[Instructions for the task]: Pick out each line of the records in which the word "your" appears.

[Data for this task]:

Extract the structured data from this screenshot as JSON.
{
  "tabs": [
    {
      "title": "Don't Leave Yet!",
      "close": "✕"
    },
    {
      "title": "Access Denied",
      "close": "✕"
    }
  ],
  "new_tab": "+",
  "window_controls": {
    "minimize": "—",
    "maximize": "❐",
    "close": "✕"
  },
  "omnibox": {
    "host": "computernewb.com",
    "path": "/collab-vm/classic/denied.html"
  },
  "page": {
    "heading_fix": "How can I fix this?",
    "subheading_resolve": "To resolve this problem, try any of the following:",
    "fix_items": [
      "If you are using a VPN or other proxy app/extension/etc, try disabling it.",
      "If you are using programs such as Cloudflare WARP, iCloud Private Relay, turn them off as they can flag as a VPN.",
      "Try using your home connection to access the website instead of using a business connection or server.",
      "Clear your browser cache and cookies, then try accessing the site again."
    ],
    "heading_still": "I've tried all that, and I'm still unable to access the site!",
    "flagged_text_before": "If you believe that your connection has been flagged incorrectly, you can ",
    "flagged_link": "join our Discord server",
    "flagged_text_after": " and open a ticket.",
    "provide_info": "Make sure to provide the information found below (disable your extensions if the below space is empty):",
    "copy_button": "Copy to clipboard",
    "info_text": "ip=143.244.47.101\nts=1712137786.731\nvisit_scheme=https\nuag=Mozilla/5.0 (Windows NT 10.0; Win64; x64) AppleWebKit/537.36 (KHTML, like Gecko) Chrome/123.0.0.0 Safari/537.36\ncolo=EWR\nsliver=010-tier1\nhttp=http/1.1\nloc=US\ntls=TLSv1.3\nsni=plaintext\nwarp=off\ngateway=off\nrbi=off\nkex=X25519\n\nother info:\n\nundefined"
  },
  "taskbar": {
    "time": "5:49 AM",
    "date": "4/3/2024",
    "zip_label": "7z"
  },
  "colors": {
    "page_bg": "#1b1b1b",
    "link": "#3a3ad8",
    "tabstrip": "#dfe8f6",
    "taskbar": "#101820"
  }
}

[Finished task]:
      "Try using your home connection to access the website instead of using a business connection or server.",
      "Clear your browser cache and cookies, then try accessing the site again."
    "flagged_text_before": "If you believe that your connection has been flagged incorrectly, you can ",
    "provide_info": "Make sure to provide the information found below (disable your extensions if the below space is empty):",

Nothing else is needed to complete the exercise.